====== Data extract ======

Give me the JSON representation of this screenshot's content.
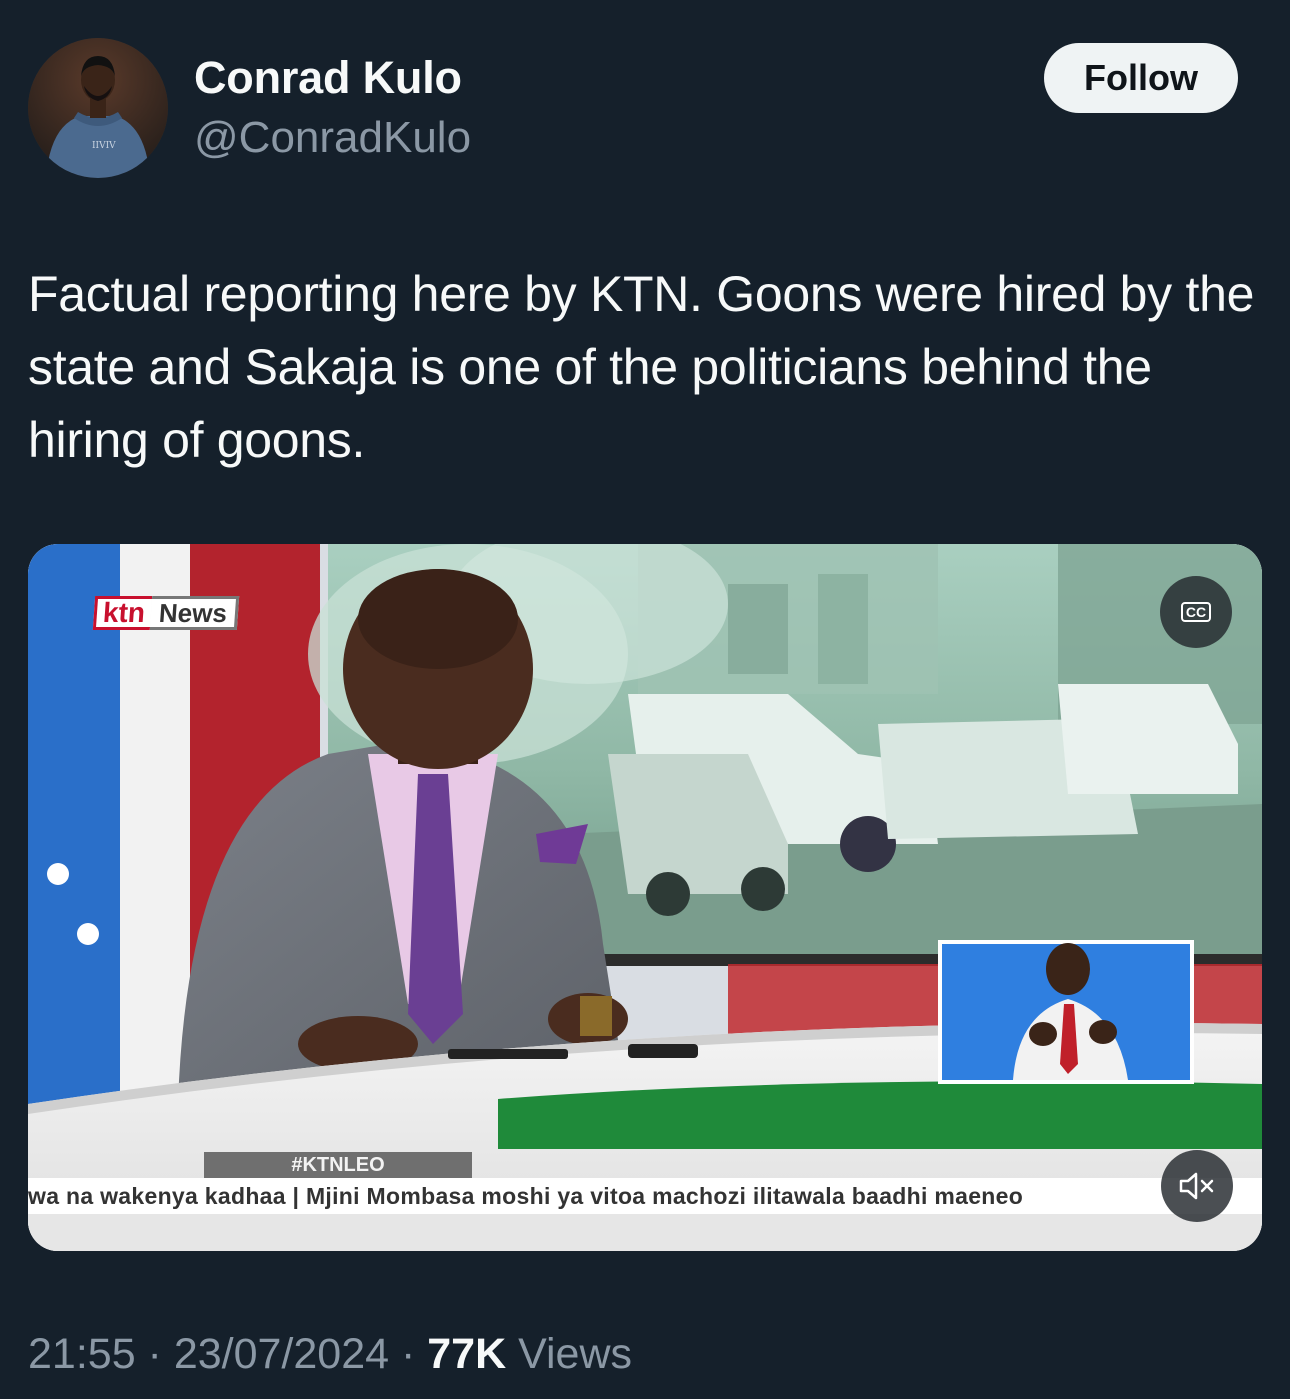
{
  "author": {
    "display_name": "Conrad Kulo",
    "handle": "@ConradKulo",
    "avatar_shirt_text": "IIVIV"
  },
  "follow_button": {
    "label": "Follow"
  },
  "tweet": {
    "text": "Factual reporting here by KTN. Goons were hired by the state and Sakaja is one of the politicians behind the hiring of goons."
  },
  "media": {
    "logo_brand": "ktn",
    "logo_sub": "News",
    "hashtag": "#KTNLEO",
    "ticker": "wa na wakenya kadhaa  |  Mjini Mombasa moshi ya vitoa machozi ilitawala baadhi maeneo",
    "cc_label": "CC",
    "cc_icon": "closed-captions-icon",
    "mute_icon": "volume-muted-icon"
  },
  "footer": {
    "time": "21:55",
    "sep1": " · ",
    "date": "23/07/2024",
    "sep2": " · ",
    "views_count": "77K",
    "views_label": " Views"
  },
  "colors": {
    "background": "#15202b",
    "primary_text": "#f7f9f9",
    "secondary_text": "#8b98a5",
    "follow_bg": "#eff3f4",
    "ktn_red": "#c8102e"
  }
}
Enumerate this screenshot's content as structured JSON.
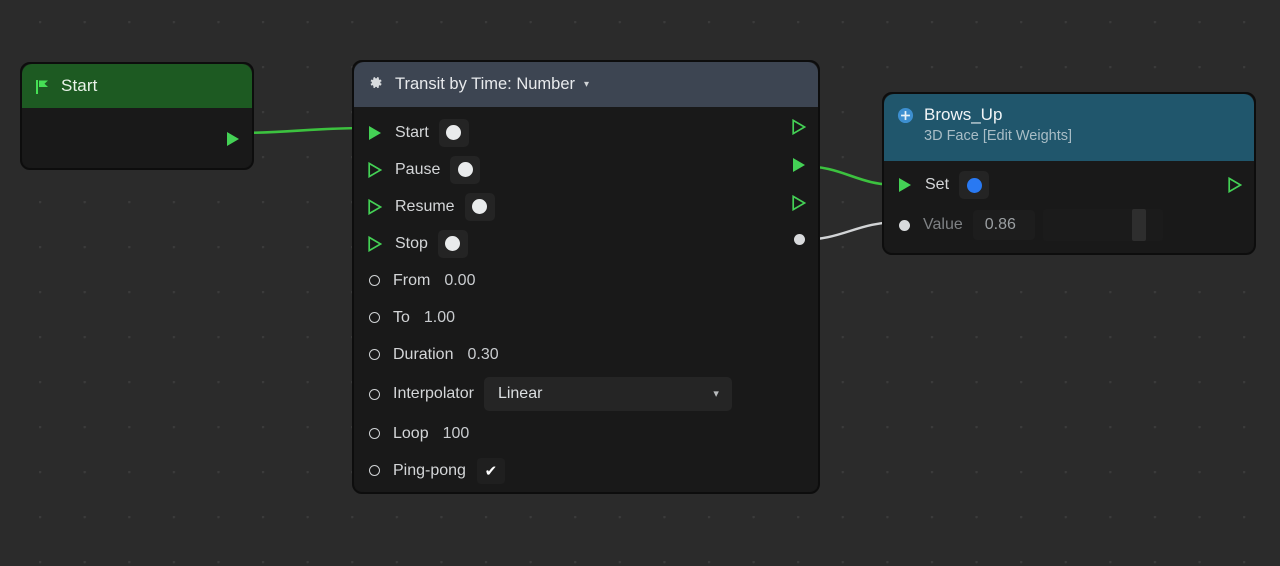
{
  "canvas": {
    "background_color": "#2b2b2b",
    "grid_dot_color": "#3b3b3b"
  },
  "colors": {
    "exec_green": "#44d155",
    "wire_green": "#3cc23f",
    "wire_grey": "#d2d4d6",
    "start_header": "#1d5a22",
    "transit_header": "#3d4552",
    "brows_header": "#20566c",
    "node_body": "#191919",
    "data_blue": "#2979f2"
  },
  "nodes": {
    "start": {
      "title": "Start",
      "icon": "flag-icon",
      "outputs": [
        {
          "name": "exec-out",
          "type": "exec",
          "connected": true
        }
      ]
    },
    "transit": {
      "title": "Transit by Time: Number",
      "icon": "gear-icon",
      "caret": "▾",
      "exec_rows": [
        {
          "label": "Start",
          "connected": true,
          "widget": "dot"
        },
        {
          "label": "Pause",
          "connected": false,
          "widget": "dot"
        },
        {
          "label": "Resume",
          "connected": false,
          "widget": "dot"
        },
        {
          "label": "Stop",
          "connected": false,
          "widget": "dot"
        }
      ],
      "param_rows": [
        {
          "label": "From",
          "widget": "number",
          "value": "0.00"
        },
        {
          "label": "To",
          "widget": "number",
          "value": "1.00"
        },
        {
          "label": "Duration",
          "widget": "number",
          "value": "0.30"
        },
        {
          "label": "Interpolator",
          "widget": "select",
          "value": "Linear"
        },
        {
          "label": "Loop",
          "widget": "number",
          "value": "100"
        },
        {
          "label": "Ping-pong",
          "widget": "checkbox",
          "value": "✔"
        }
      ],
      "outputs": [
        {
          "name": "exec-out-1",
          "type": "exec",
          "connected": false
        },
        {
          "name": "exec-out-2",
          "type": "exec",
          "connected": true
        },
        {
          "name": "exec-out-3",
          "type": "exec",
          "connected": false
        },
        {
          "name": "value-out",
          "type": "data",
          "connected": true
        }
      ]
    },
    "brows": {
      "title": "Brows_Up",
      "subtitle": "3D Face [Edit Weights]",
      "icon": "plus-circle-icon",
      "rows": [
        {
          "label": "Set",
          "type": "exec",
          "connected": true,
          "widget": "dot-blue"
        },
        {
          "label": "Value",
          "type": "data",
          "connected": true,
          "widget": "slider",
          "value": "0.86",
          "slider_percent": 86
        }
      ],
      "outputs": [
        {
          "name": "exec-out",
          "type": "exec",
          "connected": false
        }
      ]
    }
  }
}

======

Job ▸
Leave the pictures out and write out every entry exactly as given.

Correct response ▸
Give me the JSON representation of this screenshot's content.
{
  "author": {
    "display_name": "Conrad Kulo",
    "handle": "@ConradKulo",
    "avatar_shirt_text": "IIVIV"
  },
  "follow_button": {
    "label": "Follow"
  },
  "tweet": {
    "text": "Factual reporting here by KTN. Goons were hired by the state and Sakaja is one of the politicians behind the hiring of goons."
  },
  "media": {
    "logo_brand": "ktn",
    "logo_sub": "News",
    "hashtag": "#KTNLEO",
    "ticker": "wa na wakenya kadhaa  |  Mjini Mombasa moshi ya vitoa machozi ilitawala baadhi maeneo",
    "cc_label": "CC",
    "cc_icon": "closed-captions-icon",
    "mute_icon": "volume-muted-icon"
  },
  "footer": {
    "time": "21:55",
    "sep1": " · ",
    "date": "23/07/2024",
    "sep2": " · ",
    "views_count": "77K",
    "views_label": " Views"
  },
  "colors": {
    "background": "#15202b",
    "primary_text": "#f7f9f9",
    "secondary_text": "#8b98a5",
    "follow_bg": "#eff3f4",
    "ktn_red": "#c8102e"
  }
}
Enumerate this screenshot's content as structured JSON.
{
  "canvas": {
    "background_color": "#2b2b2b",
    "grid_dot_color": "#3b3b3b"
  },
  "colors": {
    "exec_green": "#44d155",
    "wire_green": "#3cc23f",
    "wire_grey": "#d2d4d6",
    "start_header": "#1d5a22",
    "transit_header": "#3d4552",
    "brows_header": "#20566c",
    "node_body": "#191919",
    "data_blue": "#2979f2"
  },
  "nodes": {
    "start": {
      "title": "Start",
      "icon": "flag-icon",
      "outputs": [
        {
          "name": "exec-out",
          "type": "exec",
          "connected": true
        }
      ]
    },
    "transit": {
      "title": "Transit by Time: Number",
      "icon": "gear-icon",
      "caret": "▾",
      "exec_rows": [
        {
          "label": "Start",
          "connected": true,
          "widget": "dot"
        },
        {
          "label": "Pause",
          "connected": false,
          "widget": "dot"
        },
        {
          "label": "Resume",
          "connected": false,
          "widget": "dot"
        },
        {
          "label": "Stop",
          "connected": false,
          "widget": "dot"
        }
      ],
      "param_rows": [
        {
          "label": "From",
          "widget": "number",
          "value": "0.00"
        },
        {
          "label": "To",
          "widget": "number",
          "value": "1.00"
        },
        {
          "label": "Duration",
          "widget": "number",
          "value": "0.30"
        },
        {
          "label": "Interpolator",
          "widget": "select",
          "value": "Linear"
        },
        {
          "label": "Loop",
          "widget": "number",
          "value": "100"
        },
        {
          "label": "Ping-pong",
          "widget": "checkbox",
          "value": "✔"
        }
      ],
      "outputs": [
        {
          "name": "exec-out-1",
          "type": "exec",
          "connected": false
        },
        {
          "name": "exec-out-2",
          "type": "exec",
          "connected": true
        },
        {
          "name": "exec-out-3",
          "type": "exec",
          "connected": false
        },
        {
          "name": "value-out",
          "type": "data",
          "connected": true
        }
      ]
    },
    "brows": {
      "title": "Brows_Up",
      "subtitle": "3D Face [Edit Weights]",
      "icon": "plus-circle-icon",
      "rows": [
        {
          "label": "Set",
          "type": "exec",
          "connected": true,
          "widget": "dot-blue"
        },
        {
          "label": "Value",
          "type": "data",
          "connected": true,
          "widget": "slider",
          "value": "0.86",
          "slider_percent": 86
        }
      ],
      "outputs": [
        {
          "name": "exec-out",
          "type": "exec",
          "connected": false
        }
      ]
    }
  }
}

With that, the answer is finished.